» Task requirements:
Using the data below, repeat all of it precisely.
━━━━━━━━
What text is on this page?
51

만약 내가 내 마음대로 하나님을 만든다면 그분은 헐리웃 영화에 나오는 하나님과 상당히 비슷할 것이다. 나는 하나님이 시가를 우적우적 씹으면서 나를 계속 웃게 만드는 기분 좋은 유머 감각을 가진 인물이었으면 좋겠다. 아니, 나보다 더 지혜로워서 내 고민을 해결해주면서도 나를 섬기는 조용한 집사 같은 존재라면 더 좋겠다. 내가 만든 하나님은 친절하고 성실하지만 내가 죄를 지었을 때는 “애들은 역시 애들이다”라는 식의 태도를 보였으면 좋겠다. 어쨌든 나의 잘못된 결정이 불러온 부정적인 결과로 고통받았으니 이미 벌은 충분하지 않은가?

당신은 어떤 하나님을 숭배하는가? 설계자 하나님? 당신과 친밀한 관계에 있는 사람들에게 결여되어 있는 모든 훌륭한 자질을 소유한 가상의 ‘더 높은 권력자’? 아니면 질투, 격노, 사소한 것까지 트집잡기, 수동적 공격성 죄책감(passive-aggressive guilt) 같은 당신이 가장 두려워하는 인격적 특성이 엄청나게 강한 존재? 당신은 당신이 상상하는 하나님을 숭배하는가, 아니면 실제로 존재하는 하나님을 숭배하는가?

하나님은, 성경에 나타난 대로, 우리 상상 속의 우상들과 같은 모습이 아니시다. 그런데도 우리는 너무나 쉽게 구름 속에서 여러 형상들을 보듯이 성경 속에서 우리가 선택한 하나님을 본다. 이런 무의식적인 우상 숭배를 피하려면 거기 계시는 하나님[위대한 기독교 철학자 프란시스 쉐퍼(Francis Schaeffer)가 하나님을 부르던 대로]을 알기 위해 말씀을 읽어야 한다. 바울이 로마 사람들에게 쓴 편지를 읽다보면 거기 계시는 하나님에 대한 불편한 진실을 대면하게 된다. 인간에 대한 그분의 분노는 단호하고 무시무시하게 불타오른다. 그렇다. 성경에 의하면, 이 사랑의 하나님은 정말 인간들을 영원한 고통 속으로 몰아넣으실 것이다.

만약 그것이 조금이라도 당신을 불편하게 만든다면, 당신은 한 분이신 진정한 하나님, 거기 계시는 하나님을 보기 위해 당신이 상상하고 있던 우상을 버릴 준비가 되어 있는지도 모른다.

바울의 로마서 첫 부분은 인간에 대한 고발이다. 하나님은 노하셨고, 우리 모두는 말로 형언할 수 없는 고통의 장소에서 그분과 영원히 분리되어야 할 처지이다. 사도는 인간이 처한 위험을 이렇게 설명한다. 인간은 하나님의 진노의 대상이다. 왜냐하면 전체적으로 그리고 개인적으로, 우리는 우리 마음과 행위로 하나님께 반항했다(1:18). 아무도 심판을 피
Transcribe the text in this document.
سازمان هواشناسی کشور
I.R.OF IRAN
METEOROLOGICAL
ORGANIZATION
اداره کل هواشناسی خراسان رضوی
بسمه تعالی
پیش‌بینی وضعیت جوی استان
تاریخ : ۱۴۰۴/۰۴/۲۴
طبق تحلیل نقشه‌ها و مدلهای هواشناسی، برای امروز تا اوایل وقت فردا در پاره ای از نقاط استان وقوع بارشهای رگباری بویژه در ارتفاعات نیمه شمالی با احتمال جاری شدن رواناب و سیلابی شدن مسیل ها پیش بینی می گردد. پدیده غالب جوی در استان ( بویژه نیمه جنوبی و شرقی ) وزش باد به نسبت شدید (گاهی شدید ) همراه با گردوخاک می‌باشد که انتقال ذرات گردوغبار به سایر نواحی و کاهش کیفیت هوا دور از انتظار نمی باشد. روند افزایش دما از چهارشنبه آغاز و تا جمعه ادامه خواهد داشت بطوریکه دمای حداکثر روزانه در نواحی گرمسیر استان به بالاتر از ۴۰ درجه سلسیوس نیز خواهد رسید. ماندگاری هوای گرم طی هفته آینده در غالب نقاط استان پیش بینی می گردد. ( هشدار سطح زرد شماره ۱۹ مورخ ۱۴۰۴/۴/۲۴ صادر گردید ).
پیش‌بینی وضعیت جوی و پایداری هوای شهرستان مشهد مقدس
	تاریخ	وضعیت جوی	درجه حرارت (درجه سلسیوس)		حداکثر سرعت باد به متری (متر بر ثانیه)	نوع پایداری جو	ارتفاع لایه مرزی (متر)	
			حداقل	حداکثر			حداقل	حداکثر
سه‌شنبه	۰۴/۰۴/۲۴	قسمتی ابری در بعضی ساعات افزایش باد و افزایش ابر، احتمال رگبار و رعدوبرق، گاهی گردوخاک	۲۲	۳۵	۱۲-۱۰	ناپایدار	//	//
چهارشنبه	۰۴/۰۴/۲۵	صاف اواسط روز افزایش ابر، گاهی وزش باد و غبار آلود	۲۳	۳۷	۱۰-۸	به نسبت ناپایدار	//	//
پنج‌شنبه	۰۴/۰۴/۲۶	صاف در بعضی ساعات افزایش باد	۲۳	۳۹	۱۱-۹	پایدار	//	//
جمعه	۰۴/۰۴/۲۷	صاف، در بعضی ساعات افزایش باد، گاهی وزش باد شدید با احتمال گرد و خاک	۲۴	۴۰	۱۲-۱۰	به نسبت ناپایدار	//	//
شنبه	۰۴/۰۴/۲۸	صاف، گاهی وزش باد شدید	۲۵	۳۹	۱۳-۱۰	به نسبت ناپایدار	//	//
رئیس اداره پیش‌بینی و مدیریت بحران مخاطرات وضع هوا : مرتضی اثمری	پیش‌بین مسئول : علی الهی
━━━━━━━━
» Task answer:
What text is on this page?
51

만약 내가 내 마음대로 하나님을 만든다면 그분은 헐리웃 영화에 나오는 하나님과 상당히 비슷할 것이다. 나는 하나님이 시가를 우적우적 씹으면서 나를 계속 웃게 만드는 기분 좋은 유머 감각을 가진 인물이었으면 좋겠다. 아니, 나보다 더 지혜로워서 내 고민을 해결해주면서도 나를 섬기는 조용한 집사 같은 존재라면 더 좋겠다. 내가 만든 하나님은 친절하고 성실하지만 내가 죄를 지었을 때는 “애들은 역시 애들이다”라는 식의 태도를 보였으면 좋겠다. 어쨌든 나의 잘못된 결정이 불러온 부정적인 결과로 고통받았으니 이미 벌은 충분하지 않은가?

당신은 어떤 하나님을 숭배하는가? 설계자 하나님? 당신과 친밀한 관계에 있는 사람들에게 결여되어 있는 모든 훌륭한 자질을 소유한 가상의 ‘더 높은 권력자’? 아니면 질투, 격노, 사소한 것까지 트집잡기, 수동적 공격성 죄책감(passive-aggressive guilt) 같은 당신이 가장 두려워하는 인격적 특성이 엄청나게 강한 존재? 당신은 당신이 상상하는 하나님을 숭배하는가, 아니면 실제로 존재하는 하나님을 숭배하는가?

하나님은, 성경에 나타난 대로, 우리 상상 속의 우상들과 같은 모습이 아니시다. 그런데도 우리는 너무나 쉽게 구름 속에서 여러 형상들을 보듯이 성경 속에서 우리가 선택한 하나님을 본다. 이런 무의식적인 우상 숭배를 피하려면 거기 계시는 하나님[위대한 기독교 철학자 프란시스 쉐퍼(Francis Schaeffer)가 하나님을 부르던 대로]을 알기 위해 말씀을 읽어야 한다. 바울이 로마 사람들에게 쓴 편지를 읽다보면 거기 계시는 하나님에 대한 불편한 진실을 대면하게 된다. 인간에 대한 그분의 분노는 단호하고 무시무시하게 불타오른다. 그렇다. 성경에 의하면, 이 사랑의 하나님은 정말 인간들을 영원한 고통 속으로 몰아넣으실 것이다.

만약 그것이 조금이라도 당신을 불편하게 만든다면, 당신은 한 분이신 진정한 하나님, 거기 계시는 하나님을 보기 위해 당신이 상상하고 있던 우상을 버릴 준비가 되어 있는지도 모른다.

바울의 로마서 첫 부분은 인간에 대한 고발이다. 하나님은 노하셨고, 우리 모두는 말로 형언할 수 없는 고통의 장소에서 그분과 영원히 분리되어야 할 처지이다. 사도는 인간이 처한 위험을 이렇게 설명한다. 인간은 하나님의 진노의 대상이다. 왜냐하면 전체적으로 그리고 개인적으로, 우리는 우리 마음과 행위로 하나님께 반항했다(1:18). 아무도 심판을 피
Transcribe the text in this document.
سازمان هواشناسی کشور
I.R.OF IRAN
METEOROLOGICAL
ORGANIZATION
اداره کل هواشناسی خراسان رضوی
بسمه تعالی
پیش‌بینی وضعیت جوی استان
تاریخ : ۱۴۰۴/۰۴/۲۴
طبق تحلیل نقشه‌ها و مدلهای هواشناسی، برای امروز تا اوایل وقت فردا در پاره ای از نقاط استان وقوع بارشهای رگباری بویژه در ارتفاعات نیمه شمالی با احتمال جاری شدن رواناب و سیلابی شدن مسیل ها پیش بینی می گردد. پدیده غالب جوی در استان ( بویژه نیمه جنوبی و شرقی ) وزش باد به نسبت شدید (گاهی شدید ) همراه با گردوخاک می‌باشد که انتقال ذرات گردوغبار به سایر نواحی و کاهش کیفیت هوا دور از انتظار نمی باشد. روند افزایش دما از چهارشنبه آغاز و تا جمعه ادامه خواهد داشت بطوریکه دمای حداکثر روزانه در نواحی گرمسیر استان به بالاتر از ۴۰ درجه سلسیوس نیز خواهد رسید. ماندگاری هوای گرم طی هفته آینده در غالب نقاط استان پیش بینی می گردد. ( هشدار سطح زرد شماره ۱۹ مورخ ۱۴۰۴/۴/۲۴ صادر گردید ).
پیش‌بینی وضعیت جوی و پایداری هوای شهرستان مشهد مقدس
	تاریخ	وضعیت جوی	درجه حرارت (درجه سلسیوس)		حداکثر سرعت باد به متری (متر بر ثانیه)	نوع پایداری جو	ارتفاع لایه مرزی (متر)	
			حداقل	حداکثر			حداقل	حداکثر
سه‌شنبه	۰۴/۰۴/۲۴	قسمتی ابری در بعضی ساعات افزایش باد و افزایش ابر، احتمال رگبار و رعدوبرق، گاهی گردوخاک	۲۲	۳۵	۱۲-۱۰	ناپایدار	//	//
چهارشنبه	۰۴/۰۴/۲۵	صاف اواسط روز افزایش ابر، گاهی وزش باد و غبار آلود	۲۳	۳۷	۱۰-۸	به نسبت ناپایدار	//	//
پنج‌شنبه	۰۴/۰۴/۲۶	صاف در بعضی ساعات افزایش باد	۲۳	۳۹	۱۱-۹	پایدار	//	//
جمعه	۰۴/۰۴/۲۷	صاف، در بعضی ساعات افزایش باد، گاهی وزش باد شدید با احتمال گرد و خاک	۲۴	۴۰	۱۲-۱۰	به نسبت ناپایدار	//	//
شنبه	۰۴/۰۴/۲۸	صاف، گاهی وزش باد شدید	۲۵	۳۹	۱۳-۱۰	به نسبت ناپایدار	//	//
رئیس اداره پیش‌بینی و مدیریت بحران مخاطرات وضع هوا : مرتضی اثمری	پیش‌بین مسئول : علی الهی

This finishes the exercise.